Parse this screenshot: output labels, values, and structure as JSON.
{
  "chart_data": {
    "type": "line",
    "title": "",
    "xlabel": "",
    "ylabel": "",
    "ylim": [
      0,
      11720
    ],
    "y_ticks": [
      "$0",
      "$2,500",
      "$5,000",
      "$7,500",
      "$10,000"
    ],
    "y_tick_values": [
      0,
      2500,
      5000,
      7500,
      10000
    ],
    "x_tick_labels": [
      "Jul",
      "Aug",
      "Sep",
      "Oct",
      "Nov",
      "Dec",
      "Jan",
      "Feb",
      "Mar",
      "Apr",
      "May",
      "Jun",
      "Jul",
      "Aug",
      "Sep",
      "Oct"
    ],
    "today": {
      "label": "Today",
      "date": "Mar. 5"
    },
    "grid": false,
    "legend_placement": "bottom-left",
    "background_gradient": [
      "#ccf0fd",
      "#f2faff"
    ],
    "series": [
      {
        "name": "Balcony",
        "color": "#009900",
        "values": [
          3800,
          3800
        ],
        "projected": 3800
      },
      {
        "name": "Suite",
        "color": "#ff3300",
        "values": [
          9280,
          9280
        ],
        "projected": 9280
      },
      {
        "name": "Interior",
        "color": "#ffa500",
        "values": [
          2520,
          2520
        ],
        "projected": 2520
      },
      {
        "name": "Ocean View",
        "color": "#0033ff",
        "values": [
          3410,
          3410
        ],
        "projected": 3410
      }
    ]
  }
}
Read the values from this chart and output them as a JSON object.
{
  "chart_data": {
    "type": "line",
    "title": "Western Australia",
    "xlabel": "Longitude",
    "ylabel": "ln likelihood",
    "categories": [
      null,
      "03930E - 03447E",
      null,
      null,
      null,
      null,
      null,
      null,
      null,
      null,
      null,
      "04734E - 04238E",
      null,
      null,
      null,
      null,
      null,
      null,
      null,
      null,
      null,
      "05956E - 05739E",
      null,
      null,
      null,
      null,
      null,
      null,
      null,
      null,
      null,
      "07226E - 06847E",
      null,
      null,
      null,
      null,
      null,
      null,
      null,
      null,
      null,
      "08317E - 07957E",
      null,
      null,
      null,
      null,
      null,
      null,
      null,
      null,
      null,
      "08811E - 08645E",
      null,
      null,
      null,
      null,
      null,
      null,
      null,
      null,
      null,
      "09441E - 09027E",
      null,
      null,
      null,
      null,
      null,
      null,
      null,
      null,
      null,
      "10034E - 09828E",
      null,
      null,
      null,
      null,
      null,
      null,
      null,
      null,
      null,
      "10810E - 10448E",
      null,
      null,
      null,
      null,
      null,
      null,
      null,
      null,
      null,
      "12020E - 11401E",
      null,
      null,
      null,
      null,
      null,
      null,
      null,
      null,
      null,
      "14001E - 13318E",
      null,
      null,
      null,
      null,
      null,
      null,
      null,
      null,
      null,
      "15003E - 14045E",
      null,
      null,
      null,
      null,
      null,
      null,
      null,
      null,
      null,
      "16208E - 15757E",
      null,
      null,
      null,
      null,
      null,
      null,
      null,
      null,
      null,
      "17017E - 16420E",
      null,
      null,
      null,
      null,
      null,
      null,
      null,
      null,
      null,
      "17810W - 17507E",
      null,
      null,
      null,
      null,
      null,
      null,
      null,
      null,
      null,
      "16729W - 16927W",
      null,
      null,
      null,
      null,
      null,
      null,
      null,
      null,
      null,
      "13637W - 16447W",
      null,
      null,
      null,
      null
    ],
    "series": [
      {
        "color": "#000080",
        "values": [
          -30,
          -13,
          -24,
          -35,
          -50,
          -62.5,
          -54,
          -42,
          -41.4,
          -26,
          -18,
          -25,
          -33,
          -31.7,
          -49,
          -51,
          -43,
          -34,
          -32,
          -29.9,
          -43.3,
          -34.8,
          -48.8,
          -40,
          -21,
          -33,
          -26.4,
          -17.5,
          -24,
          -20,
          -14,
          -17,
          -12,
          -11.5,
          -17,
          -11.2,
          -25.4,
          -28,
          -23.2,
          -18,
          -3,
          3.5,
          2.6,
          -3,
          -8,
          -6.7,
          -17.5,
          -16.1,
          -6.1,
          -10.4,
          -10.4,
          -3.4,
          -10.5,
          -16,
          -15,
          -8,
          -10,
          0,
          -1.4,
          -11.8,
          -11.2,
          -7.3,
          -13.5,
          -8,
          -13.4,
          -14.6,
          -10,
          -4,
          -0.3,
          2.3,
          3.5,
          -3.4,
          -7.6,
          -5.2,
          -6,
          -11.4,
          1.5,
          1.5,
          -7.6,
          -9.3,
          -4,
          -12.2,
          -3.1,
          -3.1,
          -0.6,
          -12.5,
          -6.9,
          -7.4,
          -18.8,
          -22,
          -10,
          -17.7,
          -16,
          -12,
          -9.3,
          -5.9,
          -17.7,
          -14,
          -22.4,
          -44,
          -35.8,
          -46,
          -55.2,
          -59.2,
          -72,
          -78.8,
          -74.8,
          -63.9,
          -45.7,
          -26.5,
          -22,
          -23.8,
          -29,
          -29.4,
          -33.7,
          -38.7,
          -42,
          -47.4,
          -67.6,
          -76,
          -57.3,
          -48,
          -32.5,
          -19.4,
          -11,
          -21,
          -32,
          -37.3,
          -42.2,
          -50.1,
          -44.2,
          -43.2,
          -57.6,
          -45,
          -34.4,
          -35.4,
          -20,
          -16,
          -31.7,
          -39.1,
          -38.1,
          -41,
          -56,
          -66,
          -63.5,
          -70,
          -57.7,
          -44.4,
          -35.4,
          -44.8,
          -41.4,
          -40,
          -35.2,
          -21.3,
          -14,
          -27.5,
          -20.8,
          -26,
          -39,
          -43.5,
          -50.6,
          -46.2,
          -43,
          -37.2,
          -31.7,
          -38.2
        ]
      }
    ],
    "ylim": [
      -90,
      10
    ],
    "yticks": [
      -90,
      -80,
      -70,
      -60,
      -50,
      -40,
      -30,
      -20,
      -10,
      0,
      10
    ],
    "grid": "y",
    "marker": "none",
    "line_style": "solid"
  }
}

(Job) Pull out each record as written and restate it exactly.

(Task answer)
Parse this screenshot: output labels, values, and structure as JSON.
{
  "chart_data": {
    "type": "line",
    "title": "",
    "xlabel": "",
    "ylabel": "",
    "ylim": [
      0,
      11720
    ],
    "y_ticks": [
      "$0",
      "$2,500",
      "$5,000",
      "$7,500",
      "$10,000"
    ],
    "y_tick_values": [
      0,
      2500,
      5000,
      7500,
      10000
    ],
    "x_tick_labels": [
      "Jul",
      "Aug",
      "Sep",
      "Oct",
      "Nov",
      "Dec",
      "Jan",
      "Feb",
      "Mar",
      "Apr",
      "May",
      "Jun",
      "Jul",
      "Aug",
      "Sep",
      "Oct"
    ],
    "today": {
      "label": "Today",
      "date": "Mar. 5"
    },
    "grid": false,
    "legend_placement": "bottom-left",
    "background_gradient": [
      "#ccf0fd",
      "#f2faff"
    ],
    "series": [
      {
        "name": "Balcony",
        "color": "#009900",
        "values": [
          3800,
          3800
        ],
        "projected": 3800
      },
      {
        "name": "Suite",
        "color": "#ff3300",
        "values": [
          9280,
          9280
        ],
        "projected": 9280
      },
      {
        "name": "Interior",
        "color": "#ffa500",
        "values": [
          2520,
          2520
        ],
        "projected": 2520
      },
      {
        "name": "Ocean View",
        "color": "#0033ff",
        "values": [
          3410,
          3410
        ],
        "projected": 3410
      }
    ]
  }
}
Read the values from this chart and output them as a JSON object.
{
  "chart_data": {
    "type": "line",
    "title": "Western Australia",
    "xlabel": "Longitude",
    "ylabel": "ln likelihood",
    "categories": [
      null,
      "03930E - 03447E",
      null,
      null,
      null,
      null,
      null,
      null,
      null,
      null,
      null,
      "04734E - 04238E",
      null,
      null,
      null,
      null,
      null,
      null,
      null,
      null,
      null,
      "05956E - 05739E",
      null,
      null,
      null,
      null,
      null,
      null,
      null,
      null,
      null,
      "07226E - 06847E",
      null,
      null,
      null,
      null,
      null,
      null,
      null,
      null,
      null,
      "08317E - 07957E",
      null,
      null,
      null,
      null,
      null,
      null,
      null,
      null,
      null,
      "08811E - 08645E",
      null,
      null,
      null,
      null,
      null,
      null,
      null,
      null,
      null,
      "09441E - 09027E",
      null,
      null,
      null,
      null,
      null,
      null,
      null,
      null,
      null,
      "10034E - 09828E",
      null,
      null,
      null,
      null,
      null,
      null,
      null,
      null,
      null,
      "10810E - 10448E",
      null,
      null,
      null,
      null,
      null,
      null,
      null,
      null,
      null,
      "12020E - 11401E",
      null,
      null,
      null,
      null,
      null,
      null,
      null,
      null,
      null,
      "14001E - 13318E",
      null,
      null,
      null,
      null,
      null,
      null,
      null,
      null,
      null,
      "15003E - 14045E",
      null,
      null,
      null,
      null,
      null,
      null,
      null,
      null,
      null,
      "16208E - 15757E",
      null,
      null,
      null,
      null,
      null,
      null,
      null,
      null,
      null,
      "17017E - 16420E",
      null,
      null,
      null,
      null,
      null,
      null,
      null,
      null,
      null,
      "17810W - 17507E",
      null,
      null,
      null,
      null,
      null,
      null,
      null,
      null,
      null,
      "16729W - 16927W",
      null,
      null,
      null,
      null,
      null,
      null,
      null,
      null,
      null,
      "13637W - 16447W",
      null,
      null,
      null,
      null
    ],
    "series": [
      {
        "color": "#000080",
        "values": [
          -30,
          -13,
          -24,
          -35,
          -50,
          -62.5,
          -54,
          -42,
          -41.4,
          -26,
          -18,
          -25,
          -33,
          -31.7,
          -49,
          -51,
          -43,
          -34,
          -32,
          -29.9,
          -43.3,
          -34.8,
          -48.8,
          -40,
          -21,
          -33,
          -26.4,
          -17.5,
          -24,
          -20,
          -14,
          -17,
          -12,
          -11.5,
          -17,
          -11.2,
          -25.4,
          -28,
          -23.2,
          -18,
          -3,
          3.5,
          2.6,
          -3,
          -8,
          -6.7,
          -17.5,
          -16.1,
          -6.1,
          -10.4,
          -10.4,
          -3.4,
          -10.5,
          -16,
          -15,
          -8,
          -10,
          0,
          -1.4,
          -11.8,
          -11.2,
          -7.3,
          -13.5,
          -8,
          -13.4,
          -14.6,
          -10,
          -4,
          -0.3,
          2.3,
          3.5,
          -3.4,
          -7.6,
          -5.2,
          -6,
          -11.4,
          1.5,
          1.5,
          -7.6,
          -9.3,
          -4,
          -12.2,
          -3.1,
          -3.1,
          -0.6,
          -12.5,
          -6.9,
          -7.4,
          -18.8,
          -22,
          -10,
          -17.7,
          -16,
          -12,
          -9.3,
          -5.9,
          -17.7,
          -14,
          -22.4,
          -44,
          -35.8,
          -46,
          -55.2,
          -59.2,
          -72,
          -78.8,
          -74.8,
          -63.9,
          -45.7,
          -26.5,
          -22,
          -23.8,
          -29,
          -29.4,
          -33.7,
          -38.7,
          -42,
          -47.4,
          -67.6,
          -76,
          -57.3,
          -48,
          -32.5,
          -19.4,
          -11,
          -21,
          -32,
          -37.3,
          -42.2,
          -50.1,
          -44.2,
          -43.2,
          -57.6,
          -45,
          -34.4,
          -35.4,
          -20,
          -16,
          -31.7,
          -39.1,
          -38.1,
          -41,
          -56,
          -66,
          -63.5,
          -70,
          -57.7,
          -44.4,
          -35.4,
          -44.8,
          -41.4,
          -40,
          -35.2,
          -21.3,
          -14,
          -27.5,
          -20.8,
          -26,
          -39,
          -43.5,
          -50.6,
          -46.2,
          -43,
          -37.2,
          -31.7,
          -38.2
        ]
      }
    ],
    "ylim": [
      -90,
      10
    ],
    "yticks": [
      -90,
      -80,
      -70,
      -60,
      -50,
      -40,
      -30,
      -20,
      -10,
      0,
      10
    ],
    "grid": "y",
    "marker": "none",
    "line_style": "solid"
  }
}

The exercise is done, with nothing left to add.